Find and copy lines holding "Respiratory".

↓

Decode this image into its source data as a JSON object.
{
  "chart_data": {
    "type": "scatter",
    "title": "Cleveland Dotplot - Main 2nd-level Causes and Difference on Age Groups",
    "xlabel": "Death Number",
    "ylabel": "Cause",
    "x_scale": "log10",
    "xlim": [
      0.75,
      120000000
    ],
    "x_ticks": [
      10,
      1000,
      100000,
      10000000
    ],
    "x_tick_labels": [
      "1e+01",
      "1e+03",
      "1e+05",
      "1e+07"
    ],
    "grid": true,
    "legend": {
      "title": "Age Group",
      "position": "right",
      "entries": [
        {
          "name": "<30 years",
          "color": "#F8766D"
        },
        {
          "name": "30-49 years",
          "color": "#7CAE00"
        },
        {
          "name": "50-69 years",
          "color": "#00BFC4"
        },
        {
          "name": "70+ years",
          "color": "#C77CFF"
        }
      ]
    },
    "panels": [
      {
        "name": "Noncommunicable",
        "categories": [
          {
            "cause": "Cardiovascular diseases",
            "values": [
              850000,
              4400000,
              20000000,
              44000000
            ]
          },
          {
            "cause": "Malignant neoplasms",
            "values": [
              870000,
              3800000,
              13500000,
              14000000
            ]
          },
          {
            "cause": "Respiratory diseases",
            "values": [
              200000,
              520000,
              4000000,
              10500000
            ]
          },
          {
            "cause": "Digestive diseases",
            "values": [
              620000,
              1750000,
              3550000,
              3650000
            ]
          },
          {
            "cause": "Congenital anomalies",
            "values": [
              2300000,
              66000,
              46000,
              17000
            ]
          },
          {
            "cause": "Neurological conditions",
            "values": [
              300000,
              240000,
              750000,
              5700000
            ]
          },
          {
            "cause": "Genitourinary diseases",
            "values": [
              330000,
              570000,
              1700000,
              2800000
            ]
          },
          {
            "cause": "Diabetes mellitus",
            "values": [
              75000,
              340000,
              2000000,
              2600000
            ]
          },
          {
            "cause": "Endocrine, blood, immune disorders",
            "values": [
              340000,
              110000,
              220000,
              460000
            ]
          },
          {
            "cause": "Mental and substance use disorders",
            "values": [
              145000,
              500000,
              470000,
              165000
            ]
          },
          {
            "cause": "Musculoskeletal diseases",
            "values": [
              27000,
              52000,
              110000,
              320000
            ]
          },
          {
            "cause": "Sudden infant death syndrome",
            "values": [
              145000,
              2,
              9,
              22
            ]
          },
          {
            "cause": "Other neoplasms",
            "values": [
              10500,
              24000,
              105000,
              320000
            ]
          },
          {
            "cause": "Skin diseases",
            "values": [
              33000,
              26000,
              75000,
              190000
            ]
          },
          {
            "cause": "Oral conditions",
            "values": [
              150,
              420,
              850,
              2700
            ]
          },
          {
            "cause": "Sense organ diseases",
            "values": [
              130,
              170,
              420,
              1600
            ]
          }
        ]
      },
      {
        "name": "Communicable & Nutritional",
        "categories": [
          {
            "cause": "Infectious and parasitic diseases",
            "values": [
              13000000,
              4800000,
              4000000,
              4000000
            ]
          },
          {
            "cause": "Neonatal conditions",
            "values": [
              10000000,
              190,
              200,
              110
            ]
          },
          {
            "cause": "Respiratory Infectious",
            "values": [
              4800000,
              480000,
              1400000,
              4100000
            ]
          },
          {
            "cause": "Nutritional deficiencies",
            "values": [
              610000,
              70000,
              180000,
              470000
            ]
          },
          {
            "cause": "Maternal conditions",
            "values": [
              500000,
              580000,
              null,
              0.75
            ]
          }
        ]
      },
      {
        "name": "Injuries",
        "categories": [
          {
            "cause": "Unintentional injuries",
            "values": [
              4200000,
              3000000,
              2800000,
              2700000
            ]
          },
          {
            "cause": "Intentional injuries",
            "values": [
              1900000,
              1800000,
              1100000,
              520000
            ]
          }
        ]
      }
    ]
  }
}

↑

### Worked answer
            "cause": "Respiratory diseases",
            "cause": "Respiratory Infectious",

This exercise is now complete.